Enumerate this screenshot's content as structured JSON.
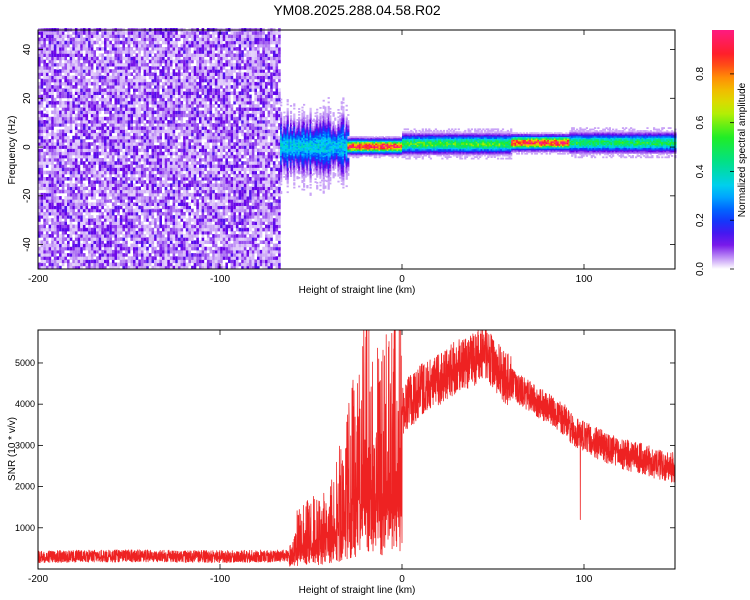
{
  "title": "YM08.2025.288.04.58.R02",
  "colors": {
    "snr_line": "#ee2222",
    "spectrogram_palette": [
      "#ffffff",
      "#6a00e8",
      "#0044ff",
      "#00ccff",
      "#00e08a",
      "#22ee22",
      "#ccee00",
      "#ffaa00",
      "#ff2020",
      "#ff1a80"
    ]
  },
  "chart_data": [
    {
      "type": "heatmap",
      "name": "spectrogram",
      "xlabel": "Height of straight line (km)",
      "ylabel": "Frequency (Hz)",
      "xlim": [
        -200,
        150
      ],
      "ylim": [
        -50,
        48
      ],
      "xticks": [
        -200,
        -100,
        0,
        100
      ],
      "yticks": [
        -40,
        -20,
        0,
        20,
        40
      ],
      "noise_region_km": [
        -200,
        -67
      ],
      "signal_band": [
        {
          "x_start": -67,
          "x_end": -30,
          "f_center": 0,
          "f_halfwidth": 5,
          "amplitude": 0.35
        },
        {
          "x_start": -30,
          "x_end": 0,
          "f_center": 0,
          "f_halfwidth": 1.5,
          "amplitude": 0.95
        },
        {
          "x_start": 0,
          "x_end": 60,
          "f_center": 1,
          "f_halfwidth": 2,
          "amplitude": 0.55
        },
        {
          "x_start": 60,
          "x_end": 92,
          "f_center": 1.5,
          "f_halfwidth": 1.5,
          "amplitude": 0.95
        },
        {
          "x_start": 92,
          "x_end": 150,
          "f_center": 1.5,
          "f_halfwidth": 2,
          "amplitude": 0.5
        }
      ],
      "colorbar": {
        "label": "Normalized spectral amplitude",
        "ticks": [
          "0.0",
          "0.2",
          "0.4",
          "0.6",
          "0.8"
        ],
        "tick_values": [
          0.0,
          0.2,
          0.4,
          0.6,
          0.8
        ],
        "range": [
          0,
          0.98
        ]
      }
    },
    {
      "type": "line",
      "name": "snr",
      "xlabel": "Height of straight line (km)",
      "ylabel": "SNR (10 * v/v)",
      "xlim": [
        -200,
        150
      ],
      "ylim": [
        0,
        5800
      ],
      "xticks": [
        -200,
        -100,
        0,
        100
      ],
      "yticks": [
        1000,
        2000,
        3000,
        4000,
        5000
      ],
      "envelope": {
        "x": [
          -200,
          -150,
          -100,
          -62,
          -58,
          -50,
          -40,
          -30,
          -22,
          -20,
          -15,
          -10,
          -5,
          0,
          10,
          20,
          30,
          40,
          45,
          50,
          60,
          70,
          80,
          90,
          95,
          100,
          110,
          120,
          130,
          140,
          150
        ],
        "y": [
          300,
          320,
          300,
          320,
          800,
          1000,
          1100,
          2200,
          3500,
          4300,
          3000,
          3200,
          3600,
          3900,
          4300,
          4600,
          4900,
          5100,
          5300,
          5000,
          4500,
          4200,
          3900,
          3600,
          3300,
          3200,
          3000,
          2800,
          2700,
          2550,
          2450
        ]
      },
      "notable_points": [
        {
          "x": -21,
          "y": 5800
        },
        {
          "x": 98,
          "y": 1200
        }
      ]
    }
  ]
}
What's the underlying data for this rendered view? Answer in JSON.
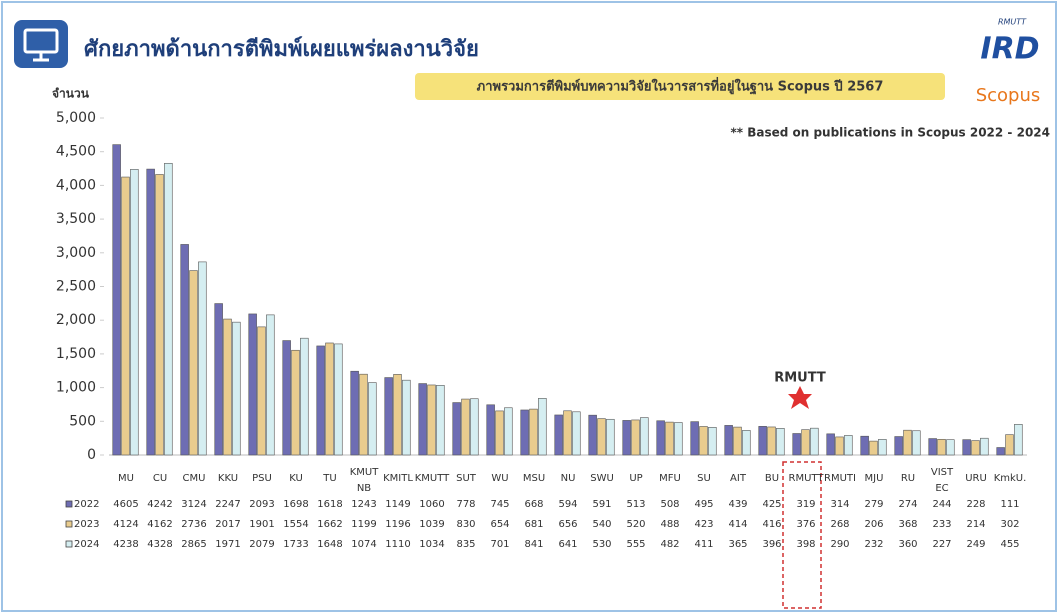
{
  "chart_data": {
    "type": "bar",
    "title": "ศักยภาพด้านการตีพิมพ์เผยแพร่ผลงานวิจัย",
    "subtitle": "ภาพรวมการตีพิมพ์บทความวิจัยในวารสารที่อยู่ในฐาน Scopus ปี 2567",
    "y_label": "จำนวน",
    "note": "** Based on publications in Scopus 2022 - 2024",
    "annotation": "RMUTT",
    "logo": {
      "top": "RMUTT",
      "main": "IRD",
      "bottom": "Scopus"
    },
    "categories": [
      "MU",
      "CU",
      "CMU",
      "KKU",
      "PSU",
      "KU",
      "TU",
      "KMUTNB",
      "KMITL",
      "KMUTT",
      "SUT",
      "WU",
      "MSU",
      "NU",
      "SWU",
      "UP",
      "MFU",
      "SU",
      "AIT",
      "BU",
      "RMUTT",
      "RMUTI",
      "MJU",
      "RU",
      "VISTEC",
      "URU",
      "KmkU."
    ],
    "series": [
      {
        "name": "2022",
        "color": "#6e6db3",
        "values": [
          4605,
          4242,
          3124,
          2247,
          2093,
          1698,
          1618,
          1243,
          1149,
          1060,
          778,
          745,
          668,
          594,
          591,
          513,
          508,
          495,
          439,
          425,
          319,
          314,
          279,
          274,
          244,
          228,
          111
        ]
      },
      {
        "name": "2023",
        "color": "#e9cc8e",
        "values": [
          4124,
          4162,
          2736,
          2017,
          1901,
          1554,
          1662,
          1199,
          1196,
          1039,
          830,
          654,
          681,
          656,
          540,
          520,
          488,
          423,
          414,
          416,
          376,
          268,
          206,
          368,
          233,
          214,
          302
        ]
      },
      {
        "name": "2024",
        "color": "#d5eef1",
        "values": [
          4238,
          4328,
          2865,
          1971,
          2079,
          1733,
          1648,
          1074,
          1110,
          1034,
          835,
          701,
          841,
          641,
          530,
          555,
          482,
          411,
          365,
          396,
          398,
          290,
          232,
          360,
          227,
          249,
          455
        ]
      }
    ],
    "ylim": [
      0,
      5000
    ],
    "yticks": [
      0,
      500,
      {
        "value": 1000,
        "label": "1,000"
      },
      {
        "value": 1500,
        "label": "1,500"
      },
      {
        "value": 2000,
        "label": "2,000"
      },
      {
        "value": 2500,
        "label": "2,500"
      },
      {
        "value": 3000,
        "label": "3,000"
      },
      {
        "value": 3500,
        "label": "3,500"
      },
      {
        "value": 4000,
        "label": "4,000"
      },
      {
        "value": 4500,
        "label": "4,500"
      },
      {
        "value": 5000,
        "label": "5,000"
      }
    ],
    "grid": false
  }
}
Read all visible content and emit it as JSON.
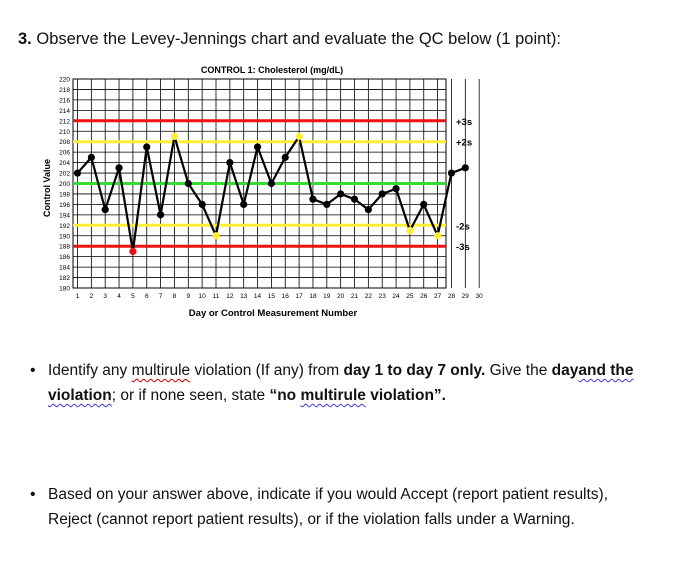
{
  "question": {
    "number": "3.",
    "text": "Observe the Levey-Jennings chart and evaluate the QC below (1 point):"
  },
  "bullets": [
    {
      "parts": [
        {
          "t": "Identify any ",
          "style": "plain"
        },
        {
          "t": "multirule",
          "style": "wavy"
        },
        {
          "t": " violation (If any) from ",
          "style": "plain"
        },
        {
          "t": "day 1 to day 7 only.",
          "style": "bold"
        },
        {
          "t": " Give the ",
          "style": "plain"
        },
        {
          "t": "day",
          "style": "bold"
        },
        {
          "t": "and the violation",
          "style": "boldwavy"
        },
        {
          "t": "; ",
          "style": "plain"
        },
        {
          "t": " or if none seen, state ",
          "style": "plain"
        },
        {
          "t": "“no ",
          "style": "bold"
        },
        {
          "t": "multirule",
          "style": "boldwavy"
        },
        {
          "t": " violation”.",
          "style": "bold"
        }
      ]
    },
    {
      "parts": [
        {
          "t": "Based on your answer above, indicate if you would Accept (report patient results), Reject (cannot report patient results), or if the violation falls under a Warning.",
          "style": "plain"
        }
      ]
    }
  ],
  "chart_data": {
    "type": "line",
    "title": "CONTROL 1: Cholesterol (mg/dL)",
    "xlabel": "Day or Control Measurement Number",
    "ylabel": "Control Value",
    "ylim": [
      180,
      220
    ],
    "xlim": [
      1,
      30
    ],
    "y_ticks": [
      180,
      182,
      184,
      186,
      188,
      190,
      192,
      194,
      196,
      198,
      200,
      202,
      204,
      206,
      208,
      210,
      212,
      214,
      216,
      218,
      220
    ],
    "x_ticks": [
      1,
      2,
      3,
      4,
      5,
      6,
      7,
      8,
      9,
      10,
      11,
      12,
      13,
      14,
      15,
      16,
      17,
      18,
      19,
      20,
      21,
      22,
      23,
      24,
      25,
      26,
      27,
      28,
      29,
      30
    ],
    "grid": true,
    "control_lines": [
      {
        "value": 212,
        "label": "+3s",
        "color": "#ee1111"
      },
      {
        "value": 208,
        "label": "+2s",
        "color": "#ffee33"
      },
      {
        "value": 200,
        "label": "",
        "color": "#33dd33"
      },
      {
        "value": 192,
        "label": "-2s",
        "color": "#ffee33"
      },
      {
        "value": 188,
        "label": "-3s",
        "color": "#ee1111"
      }
    ],
    "x": [
      1,
      2,
      3,
      4,
      5,
      6,
      7,
      8,
      9,
      10,
      11,
      12,
      13,
      14,
      15,
      16,
      17,
      18,
      19,
      20,
      21,
      22,
      23,
      24,
      25,
      26,
      27,
      28,
      29
    ],
    "values": [
      202,
      205,
      195,
      203,
      187,
      207,
      194,
      209,
      200,
      196,
      190,
      204,
      196,
      207,
      200,
      205,
      209,
      197,
      196,
      198,
      197,
      195,
      198,
      199,
      191,
      196,
      190,
      202,
      203
    ],
    "point_colors": [
      "#000",
      "#000",
      "#000",
      "#000",
      "#ee1111",
      "#000",
      "#000",
      "#ffee33",
      "#000",
      "#000",
      "#ffee33",
      "#000",
      "#000",
      "#000",
      "#000",
      "#000",
      "#ffee33",
      "#000",
      "#000",
      "#000",
      "#000",
      "#000",
      "#000",
      "#000",
      "#ffee33",
      "#000",
      "#ffee33",
      "#000",
      "#000"
    ],
    "line_color": "#000000"
  }
}
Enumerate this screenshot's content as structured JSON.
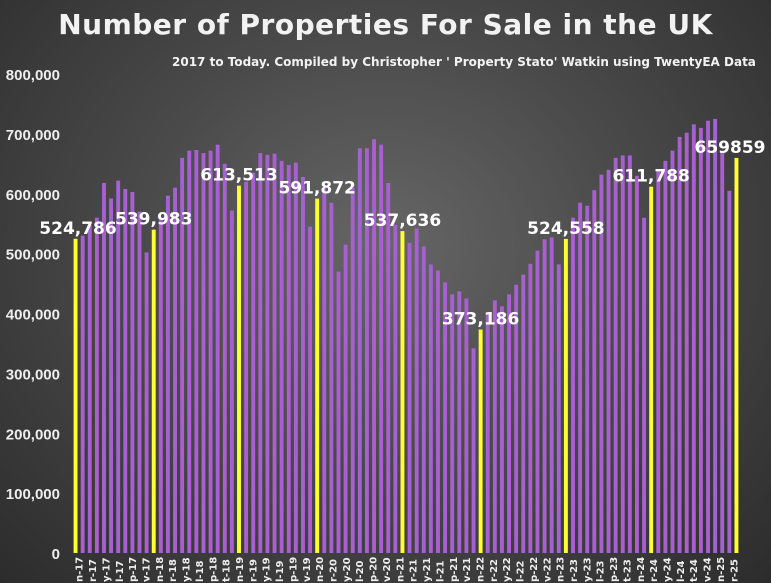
{
  "title": "Number of Properties For Sale in the UK",
  "subtitle": "2017 to Today. Compiled by Christopher ' Property Stato' Watkin using TwentyEA Data",
  "colors": {
    "bar": "#a660d0",
    "highlight": "#ffff33",
    "axis_text": "#eeeeee",
    "label_text": "#ffffff"
  },
  "chart_data": {
    "type": "bar",
    "title": "Number of Properties For Sale in the UK",
    "subtitle": "2017 to Today. Compiled by Christopher ' Property Stato' Watkin using TwentyEA Data",
    "xlabel": "",
    "ylabel": "",
    "ylim": [
      0,
      800000
    ],
    "yticks": [
      0,
      100000,
      200000,
      300000,
      400000,
      500000,
      600000,
      700000,
      800000
    ],
    "ytick_labels": [
      "0",
      "100,000",
      "200,000",
      "300,000",
      "400,000",
      "500,000",
      "600,000",
      "700,000",
      "800,000"
    ],
    "xtick_labels": [
      "n-17",
      "r-17",
      "y-17",
      "l-17",
      "p-17",
      "v-17",
      "n-18",
      "r-18",
      "y-18",
      "l-18",
      "p-18",
      "t-18",
      "n-19",
      "r-19",
      "y-19",
      "l-19",
      "p-19",
      "v-19",
      "n-20",
      "r-20",
      "y-20",
      "l-20",
      "p-20",
      "v-20",
      "n-21",
      "r-21",
      "y-21",
      "l-21",
      "p-21",
      "v-21",
      "n-22",
      "r-22",
      "y-22",
      "l-22",
      "p-22",
      "v-22",
      "n-23",
      "r-23",
      "y-23",
      "l-23",
      "p-23",
      "t-23",
      "n-24",
      "r-24",
      "y-24",
      "l-24",
      "t-24",
      "v-24",
      "n-25",
      "r-25"
    ],
    "grid": false,
    "legend": "none",
    "values": [
      524786,
      530000,
      548000,
      560000,
      618000,
      592000,
      622000,
      608000,
      603000,
      570000,
      502000,
      539983,
      558000,
      597000,
      610000,
      660000,
      672000,
      673000,
      668000,
      672000,
      682000,
      650000,
      572000,
      613513,
      620000,
      635000,
      668000,
      665000,
      667000,
      655000,
      648000,
      652000,
      628000,
      545000,
      591872,
      610000,
      585000,
      470000,
      515000,
      610000,
      676000,
      676000,
      691000,
      682000,
      618000,
      548000,
      537636,
      518000,
      542000,
      512000,
      482000,
      472000,
      452000,
      432000,
      437000,
      425000,
      342000,
      373186,
      402000,
      422000,
      412000,
      432000,
      448000,
      465000,
      483000,
      505000,
      524000,
      527000,
      482000,
      524558,
      560000,
      585000,
      580000,
      606000,
      632000,
      640000,
      660000,
      664000,
      664000,
      630000,
      560000,
      611788,
      640000,
      655000,
      672000,
      695000,
      702000,
      716000,
      710000,
      722000,
      725000,
      670000,
      605000,
      659859
    ],
    "highlight_indices": [
      0,
      11,
      23,
      34,
      46,
      57,
      69,
      81,
      93
    ],
    "data_labels": [
      {
        "index": 0,
        "text": "524,786"
      },
      {
        "index": 11,
        "text": "539,983"
      },
      {
        "index": 23,
        "text": "613,513"
      },
      {
        "index": 34,
        "text": "591,872"
      },
      {
        "index": 46,
        "text": "537,636"
      },
      {
        "index": 57,
        "text": "373,186"
      },
      {
        "index": 69,
        "text": "524,558"
      },
      {
        "index": 81,
        "text": "611,788"
      },
      {
        "index": 93,
        "text": "659859"
      }
    ]
  }
}
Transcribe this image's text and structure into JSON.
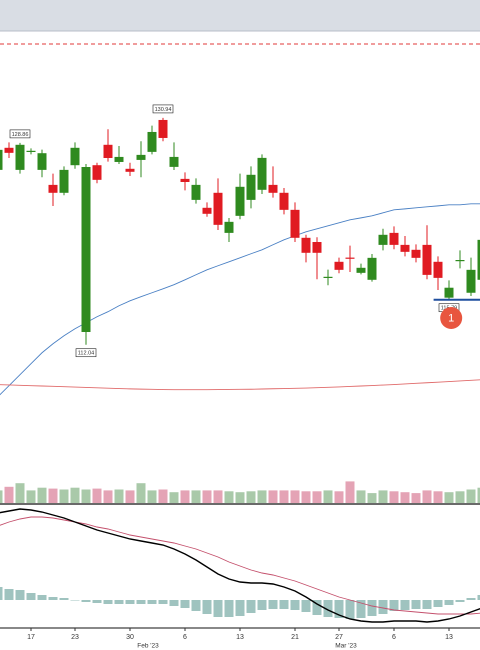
- - -
[Task description]
Find the lines above that include the string "Property" and copy them.

[Solution to this exercise]
  "subtitle": "2017 to Today. Compiled by Christopher ' Property Stato' Watkin using TwentyEA Data",
    "subtitle": "2017 to Today. Compiled by Christopher ' Property Stato' Watkin using TwentyEA Data",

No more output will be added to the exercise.